**Given exercise:** Show all lines from the listing below that contain "peace".

**Stored rows:**
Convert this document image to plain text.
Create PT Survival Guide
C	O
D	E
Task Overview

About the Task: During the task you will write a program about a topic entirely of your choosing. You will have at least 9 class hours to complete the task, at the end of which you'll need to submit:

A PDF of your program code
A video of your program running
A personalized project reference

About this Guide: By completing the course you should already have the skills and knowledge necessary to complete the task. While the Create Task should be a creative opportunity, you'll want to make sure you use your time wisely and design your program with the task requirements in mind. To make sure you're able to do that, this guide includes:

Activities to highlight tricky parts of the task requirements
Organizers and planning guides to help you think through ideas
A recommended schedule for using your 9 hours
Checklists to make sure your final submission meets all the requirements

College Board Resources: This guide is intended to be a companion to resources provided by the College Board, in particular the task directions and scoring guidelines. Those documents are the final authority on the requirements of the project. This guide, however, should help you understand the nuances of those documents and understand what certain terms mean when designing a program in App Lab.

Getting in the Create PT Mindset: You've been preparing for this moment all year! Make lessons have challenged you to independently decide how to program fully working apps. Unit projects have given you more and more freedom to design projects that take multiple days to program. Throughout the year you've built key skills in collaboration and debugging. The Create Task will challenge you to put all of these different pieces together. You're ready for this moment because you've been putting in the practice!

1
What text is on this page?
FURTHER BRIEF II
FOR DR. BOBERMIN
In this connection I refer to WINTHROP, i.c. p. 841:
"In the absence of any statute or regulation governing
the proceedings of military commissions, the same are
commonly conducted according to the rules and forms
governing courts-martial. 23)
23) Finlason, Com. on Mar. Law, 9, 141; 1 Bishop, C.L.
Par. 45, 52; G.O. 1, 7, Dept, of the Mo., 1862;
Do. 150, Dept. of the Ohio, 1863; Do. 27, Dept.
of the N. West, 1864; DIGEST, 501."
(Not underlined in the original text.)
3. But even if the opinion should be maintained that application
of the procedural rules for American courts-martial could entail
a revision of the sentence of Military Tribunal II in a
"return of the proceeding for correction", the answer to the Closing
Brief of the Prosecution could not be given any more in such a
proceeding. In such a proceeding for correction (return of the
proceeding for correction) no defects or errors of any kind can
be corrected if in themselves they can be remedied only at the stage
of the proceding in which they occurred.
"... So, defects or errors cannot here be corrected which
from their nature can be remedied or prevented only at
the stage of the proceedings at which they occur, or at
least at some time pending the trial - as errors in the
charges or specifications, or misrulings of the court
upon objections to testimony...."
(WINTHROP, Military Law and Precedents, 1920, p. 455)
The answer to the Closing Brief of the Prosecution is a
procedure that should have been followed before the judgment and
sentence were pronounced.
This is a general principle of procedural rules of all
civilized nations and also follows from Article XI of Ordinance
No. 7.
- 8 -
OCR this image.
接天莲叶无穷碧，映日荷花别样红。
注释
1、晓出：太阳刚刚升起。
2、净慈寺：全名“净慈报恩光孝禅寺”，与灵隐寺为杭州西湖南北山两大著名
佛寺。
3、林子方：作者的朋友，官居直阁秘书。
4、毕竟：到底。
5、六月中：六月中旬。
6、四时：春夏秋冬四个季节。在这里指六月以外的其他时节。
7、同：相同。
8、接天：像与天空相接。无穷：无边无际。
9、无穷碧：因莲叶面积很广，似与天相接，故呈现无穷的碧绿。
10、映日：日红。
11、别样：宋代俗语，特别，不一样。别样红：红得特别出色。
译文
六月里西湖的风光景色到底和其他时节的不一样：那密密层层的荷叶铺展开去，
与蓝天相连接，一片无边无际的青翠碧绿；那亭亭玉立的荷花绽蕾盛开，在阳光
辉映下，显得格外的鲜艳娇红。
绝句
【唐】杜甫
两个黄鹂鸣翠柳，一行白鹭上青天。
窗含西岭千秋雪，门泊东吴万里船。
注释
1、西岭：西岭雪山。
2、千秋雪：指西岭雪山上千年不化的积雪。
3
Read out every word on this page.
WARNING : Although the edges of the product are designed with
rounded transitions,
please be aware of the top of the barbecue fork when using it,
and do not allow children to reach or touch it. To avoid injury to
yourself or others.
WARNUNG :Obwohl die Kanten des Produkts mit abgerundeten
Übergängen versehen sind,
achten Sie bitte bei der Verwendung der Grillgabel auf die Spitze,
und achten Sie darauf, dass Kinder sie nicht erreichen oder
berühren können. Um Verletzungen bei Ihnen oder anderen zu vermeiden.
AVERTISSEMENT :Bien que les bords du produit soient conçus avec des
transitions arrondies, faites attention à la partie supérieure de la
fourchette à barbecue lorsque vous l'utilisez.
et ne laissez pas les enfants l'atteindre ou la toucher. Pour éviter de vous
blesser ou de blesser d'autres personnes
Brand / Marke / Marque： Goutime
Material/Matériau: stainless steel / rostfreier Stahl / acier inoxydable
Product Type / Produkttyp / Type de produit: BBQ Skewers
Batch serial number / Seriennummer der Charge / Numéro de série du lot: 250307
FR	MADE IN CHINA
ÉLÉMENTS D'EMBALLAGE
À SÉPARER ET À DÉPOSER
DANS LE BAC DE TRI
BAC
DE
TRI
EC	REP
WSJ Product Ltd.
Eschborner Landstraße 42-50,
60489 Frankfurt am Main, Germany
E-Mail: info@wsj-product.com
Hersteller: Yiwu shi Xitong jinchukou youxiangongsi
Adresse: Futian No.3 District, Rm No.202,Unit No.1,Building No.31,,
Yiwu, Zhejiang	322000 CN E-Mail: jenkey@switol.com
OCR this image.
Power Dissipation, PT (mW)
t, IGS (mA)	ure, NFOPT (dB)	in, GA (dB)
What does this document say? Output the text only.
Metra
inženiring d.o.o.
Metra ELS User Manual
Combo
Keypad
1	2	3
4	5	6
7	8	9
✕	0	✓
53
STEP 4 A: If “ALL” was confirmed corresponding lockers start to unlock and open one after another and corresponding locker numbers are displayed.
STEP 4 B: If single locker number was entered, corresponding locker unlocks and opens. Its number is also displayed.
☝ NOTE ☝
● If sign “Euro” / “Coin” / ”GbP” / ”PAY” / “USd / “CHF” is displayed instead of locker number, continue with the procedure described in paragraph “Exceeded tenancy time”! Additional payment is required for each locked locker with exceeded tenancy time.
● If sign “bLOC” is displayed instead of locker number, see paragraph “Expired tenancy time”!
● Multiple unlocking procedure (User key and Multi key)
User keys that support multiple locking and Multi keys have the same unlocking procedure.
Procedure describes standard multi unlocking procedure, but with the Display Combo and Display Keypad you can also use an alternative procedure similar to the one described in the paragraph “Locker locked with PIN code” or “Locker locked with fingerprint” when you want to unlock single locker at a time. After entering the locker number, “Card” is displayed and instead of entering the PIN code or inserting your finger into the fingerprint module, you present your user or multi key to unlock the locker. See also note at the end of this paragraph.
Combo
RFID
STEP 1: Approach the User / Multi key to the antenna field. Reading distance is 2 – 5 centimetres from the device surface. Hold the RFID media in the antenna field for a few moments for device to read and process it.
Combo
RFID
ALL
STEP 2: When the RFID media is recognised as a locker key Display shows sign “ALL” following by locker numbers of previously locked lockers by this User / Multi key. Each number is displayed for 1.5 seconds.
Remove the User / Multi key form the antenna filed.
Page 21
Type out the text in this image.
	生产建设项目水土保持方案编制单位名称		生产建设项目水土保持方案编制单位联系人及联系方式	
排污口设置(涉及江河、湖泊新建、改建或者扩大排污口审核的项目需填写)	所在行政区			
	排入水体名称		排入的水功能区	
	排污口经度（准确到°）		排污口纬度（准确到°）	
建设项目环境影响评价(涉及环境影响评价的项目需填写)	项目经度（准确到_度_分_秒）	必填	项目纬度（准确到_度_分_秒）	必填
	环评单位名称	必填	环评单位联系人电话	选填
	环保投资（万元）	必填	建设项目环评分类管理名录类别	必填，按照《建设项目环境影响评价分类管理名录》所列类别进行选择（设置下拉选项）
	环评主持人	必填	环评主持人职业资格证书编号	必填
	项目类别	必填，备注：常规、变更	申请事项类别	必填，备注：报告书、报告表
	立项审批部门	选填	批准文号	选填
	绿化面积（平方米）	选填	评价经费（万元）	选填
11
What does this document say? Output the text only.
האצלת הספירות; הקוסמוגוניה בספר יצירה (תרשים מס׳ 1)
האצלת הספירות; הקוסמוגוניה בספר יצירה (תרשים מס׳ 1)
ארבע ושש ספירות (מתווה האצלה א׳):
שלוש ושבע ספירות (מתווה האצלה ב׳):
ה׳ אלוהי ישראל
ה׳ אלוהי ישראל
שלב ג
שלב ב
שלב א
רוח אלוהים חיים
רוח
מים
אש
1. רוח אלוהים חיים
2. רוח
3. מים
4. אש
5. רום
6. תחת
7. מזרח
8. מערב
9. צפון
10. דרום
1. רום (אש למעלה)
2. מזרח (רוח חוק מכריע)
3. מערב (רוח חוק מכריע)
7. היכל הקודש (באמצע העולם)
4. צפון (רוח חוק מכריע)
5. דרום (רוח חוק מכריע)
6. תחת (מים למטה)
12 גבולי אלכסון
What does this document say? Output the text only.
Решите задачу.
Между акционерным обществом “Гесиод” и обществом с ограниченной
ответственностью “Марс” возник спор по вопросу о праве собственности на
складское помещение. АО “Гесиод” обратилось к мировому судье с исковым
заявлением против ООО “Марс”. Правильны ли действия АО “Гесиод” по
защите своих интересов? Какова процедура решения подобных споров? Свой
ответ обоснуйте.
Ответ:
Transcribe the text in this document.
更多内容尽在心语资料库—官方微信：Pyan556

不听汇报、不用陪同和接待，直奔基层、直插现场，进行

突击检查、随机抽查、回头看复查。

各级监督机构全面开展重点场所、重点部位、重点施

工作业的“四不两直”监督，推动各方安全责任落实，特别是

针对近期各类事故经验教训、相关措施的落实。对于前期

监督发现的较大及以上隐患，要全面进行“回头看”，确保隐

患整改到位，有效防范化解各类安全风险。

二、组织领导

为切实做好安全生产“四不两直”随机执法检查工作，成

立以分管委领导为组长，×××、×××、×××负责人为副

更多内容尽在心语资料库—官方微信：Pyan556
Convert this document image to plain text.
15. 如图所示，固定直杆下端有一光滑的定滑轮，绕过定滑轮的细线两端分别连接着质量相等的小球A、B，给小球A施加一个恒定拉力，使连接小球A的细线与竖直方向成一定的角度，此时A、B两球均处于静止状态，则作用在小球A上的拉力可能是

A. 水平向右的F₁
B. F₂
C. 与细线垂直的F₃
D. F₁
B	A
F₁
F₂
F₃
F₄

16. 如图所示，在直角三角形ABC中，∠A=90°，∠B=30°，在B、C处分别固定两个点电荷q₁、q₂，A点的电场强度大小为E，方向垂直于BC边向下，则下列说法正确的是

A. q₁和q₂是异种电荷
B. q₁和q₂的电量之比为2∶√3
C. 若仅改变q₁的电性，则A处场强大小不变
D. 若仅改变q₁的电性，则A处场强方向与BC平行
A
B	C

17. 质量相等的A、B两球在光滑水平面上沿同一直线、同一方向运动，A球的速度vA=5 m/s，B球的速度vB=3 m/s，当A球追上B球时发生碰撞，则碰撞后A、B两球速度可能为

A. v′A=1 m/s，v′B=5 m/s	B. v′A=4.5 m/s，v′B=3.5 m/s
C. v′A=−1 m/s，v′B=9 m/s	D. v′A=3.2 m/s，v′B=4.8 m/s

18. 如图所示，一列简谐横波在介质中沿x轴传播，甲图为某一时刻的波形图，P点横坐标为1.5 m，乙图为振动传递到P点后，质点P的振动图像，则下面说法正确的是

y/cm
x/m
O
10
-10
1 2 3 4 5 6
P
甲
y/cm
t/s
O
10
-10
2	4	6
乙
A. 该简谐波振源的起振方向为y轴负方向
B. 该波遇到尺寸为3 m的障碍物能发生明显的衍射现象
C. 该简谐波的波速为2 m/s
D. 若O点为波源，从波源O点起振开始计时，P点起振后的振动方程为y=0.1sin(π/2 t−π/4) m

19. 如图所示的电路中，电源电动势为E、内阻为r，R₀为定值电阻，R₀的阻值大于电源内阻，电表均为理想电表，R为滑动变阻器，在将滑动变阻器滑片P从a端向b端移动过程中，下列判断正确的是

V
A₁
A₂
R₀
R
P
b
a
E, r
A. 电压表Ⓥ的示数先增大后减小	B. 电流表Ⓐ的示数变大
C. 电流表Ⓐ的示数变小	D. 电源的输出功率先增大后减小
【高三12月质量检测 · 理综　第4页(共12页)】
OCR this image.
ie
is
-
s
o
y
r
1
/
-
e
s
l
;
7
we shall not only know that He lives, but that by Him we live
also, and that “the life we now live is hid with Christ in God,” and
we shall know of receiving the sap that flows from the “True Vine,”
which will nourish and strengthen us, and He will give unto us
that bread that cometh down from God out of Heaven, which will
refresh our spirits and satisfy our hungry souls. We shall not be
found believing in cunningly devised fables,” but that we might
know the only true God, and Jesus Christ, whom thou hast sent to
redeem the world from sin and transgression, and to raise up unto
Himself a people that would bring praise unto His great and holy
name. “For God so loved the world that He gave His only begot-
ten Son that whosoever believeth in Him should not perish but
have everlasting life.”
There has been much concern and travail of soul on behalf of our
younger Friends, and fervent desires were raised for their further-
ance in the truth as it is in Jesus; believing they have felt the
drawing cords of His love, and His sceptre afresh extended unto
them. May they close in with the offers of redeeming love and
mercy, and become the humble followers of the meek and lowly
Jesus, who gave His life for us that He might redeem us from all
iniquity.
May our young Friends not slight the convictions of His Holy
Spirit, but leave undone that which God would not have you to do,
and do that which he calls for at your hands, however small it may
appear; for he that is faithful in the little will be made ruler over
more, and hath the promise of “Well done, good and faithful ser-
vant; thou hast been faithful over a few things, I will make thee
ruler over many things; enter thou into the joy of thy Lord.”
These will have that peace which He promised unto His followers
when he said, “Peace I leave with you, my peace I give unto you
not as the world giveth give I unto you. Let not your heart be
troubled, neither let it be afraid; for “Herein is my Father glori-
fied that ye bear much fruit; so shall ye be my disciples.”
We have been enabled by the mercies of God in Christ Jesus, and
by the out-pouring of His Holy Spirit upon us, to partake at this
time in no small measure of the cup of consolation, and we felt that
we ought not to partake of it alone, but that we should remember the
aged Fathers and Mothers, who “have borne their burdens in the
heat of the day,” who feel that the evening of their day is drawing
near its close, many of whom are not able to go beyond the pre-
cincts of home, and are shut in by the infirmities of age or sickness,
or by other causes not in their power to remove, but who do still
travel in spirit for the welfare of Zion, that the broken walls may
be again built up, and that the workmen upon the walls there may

**Exercise result:**
These will have that peace which He promised unto His followers
when he said, “Peace I leave with you, my peace I give unto you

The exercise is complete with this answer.